### REQUIRED TASK
Without changing a character, return the entries, but not the images they hold.
··· RECORDS TO PROCESS ···
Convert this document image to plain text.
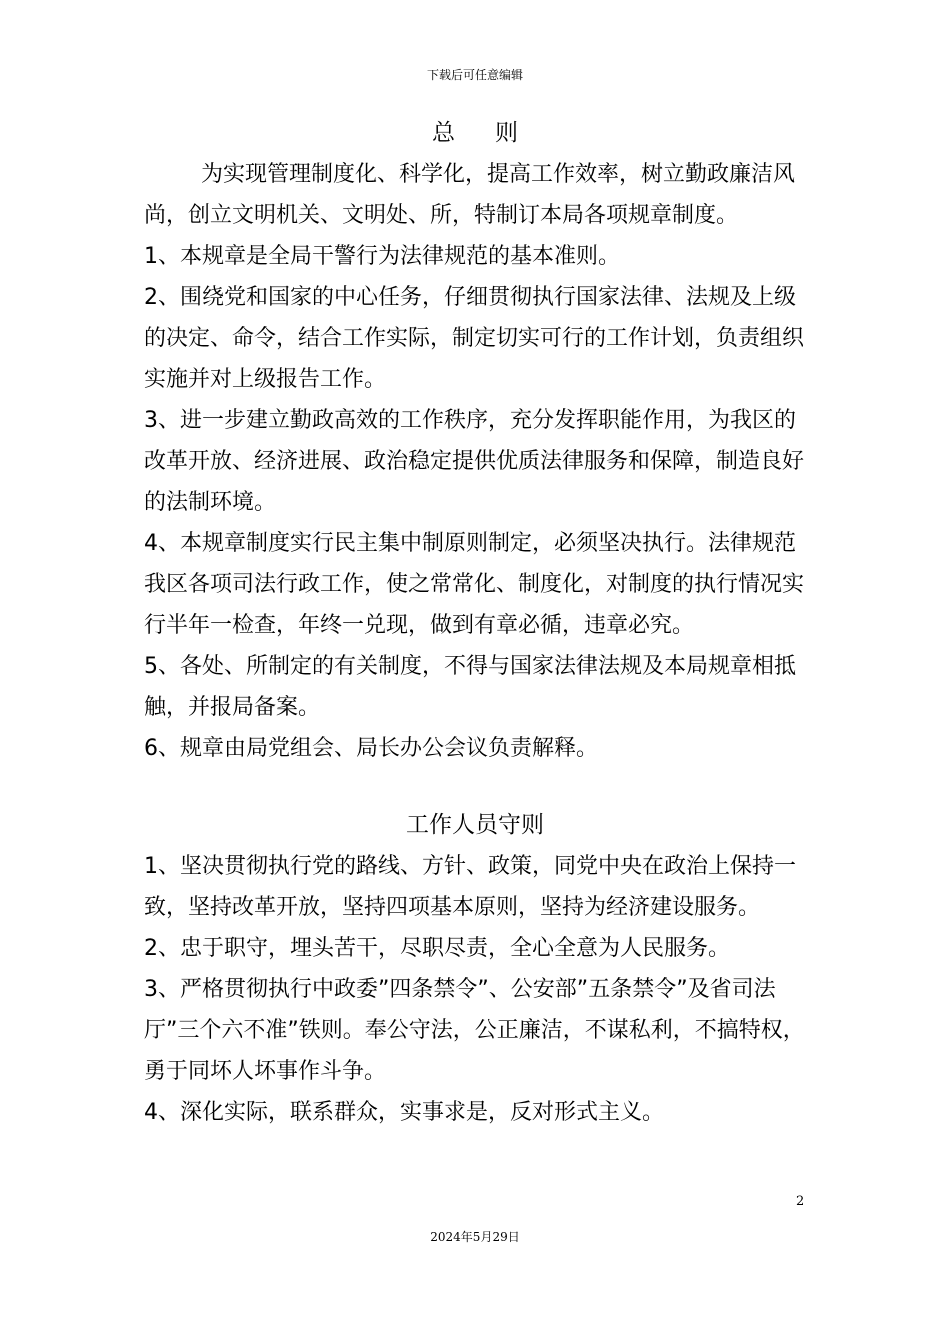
下载后可任意编辑
总则

为实现管理制度化、科学化，提高工作效率，树立勤政廉洁风尚，创立文明机关、文明处、所，特制订本局各项规章制度。

1、本规章是全局干警行为法律规范的基本准则。

2、围绕党和国家的中心任务，仔细贯彻执行国家法律、法规及上级的决定、命令，结合工作实际，制定切实可行的工作计划，负责组织实施并对上级报告工作。

3、进一步建立勤政高效的工作秩序，充分发挥职能作用，为我区的改革开放、经济进展、政治稳定提供优质法律服务和保障，制造良好的法制环境。

4、本规章制度实行民主集中制原则制定，必须坚决执行。法律规范我区各项司法行政工作，使之常常化、制度化，对制度的执行情况实行半年一检查，年终一兑现，做到有章必循，违章必究。

5、各处、所制定的有关制度，不得与国家法律法规及本局规章相抵触，并报局备案。

6、规章由局党组会、局长办公会议负责解释。

工作人员守则

1、坚决贯彻执行党的路线、方针、政策，同党中央在政治上保持一致，坚持改革开放，坚持四项基本原则，坚持为经济建设服务。

2、忠于职守，埋头苦干，尽职尽责，全心全意为人民服务。

3、严格贯彻执行中政委”四条禁令”、公安部”五条禁令”及省司法厅”三个六不准”铁则。奉公守法，公正廉洁，不谋私利，不搞特权，勇于同坏人坏事作斗争。

4、深化实际，联系群众，实事求是，反对形式主义。

2
2024年5月29日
···
### TASK RESULT
Convert this document image to plain text.
下载后可任意编辑
总则

为实现管理制度化、科学化，提高工作效率，树立勤政廉洁风尚，创立文明机关、文明处、所，特制订本局各项规章制度。

1、本规章是全局干警行为法律规范的基本准则。

2、围绕党和国家的中心任务，仔细贯彻执行国家法律、法规及上级的决定、命令，结合工作实际，制定切实可行的工作计划，负责组织实施并对上级报告工作。

3、进一步建立勤政高效的工作秩序，充分发挥职能作用，为我区的改革开放、经济进展、政治稳定提供优质法律服务和保障，制造良好的法制环境。

4、本规章制度实行民主集中制原则制定，必须坚决执行。法律规范我区各项司法行政工作，使之常常化、制度化，对制度的执行情况实行半年一检查，年终一兑现，做到有章必循，违章必究。

5、各处、所制定的有关制度，不得与国家法律法规及本局规章相抵触，并报局备案。

6、规章由局党组会、局长办公会议负责解释。

工作人员守则

1、坚决贯彻执行党的路线、方针、政策，同党中央在政治上保持一致，坚持改革开放，坚持四项基本原则，坚持为经济建设服务。

2、忠于职守，埋头苦干，尽职尽责，全心全意为人民服务。

3、严格贯彻执行中政委”四条禁令”、公安部”五条禁令”及省司法厅”三个六不准”铁则。奉公守法，公正廉洁，不谋私利，不搞特权，勇于同坏人坏事作斗争。

4、深化实际，联系群众，实事求是，反对形式主义。

2
2024年5月29日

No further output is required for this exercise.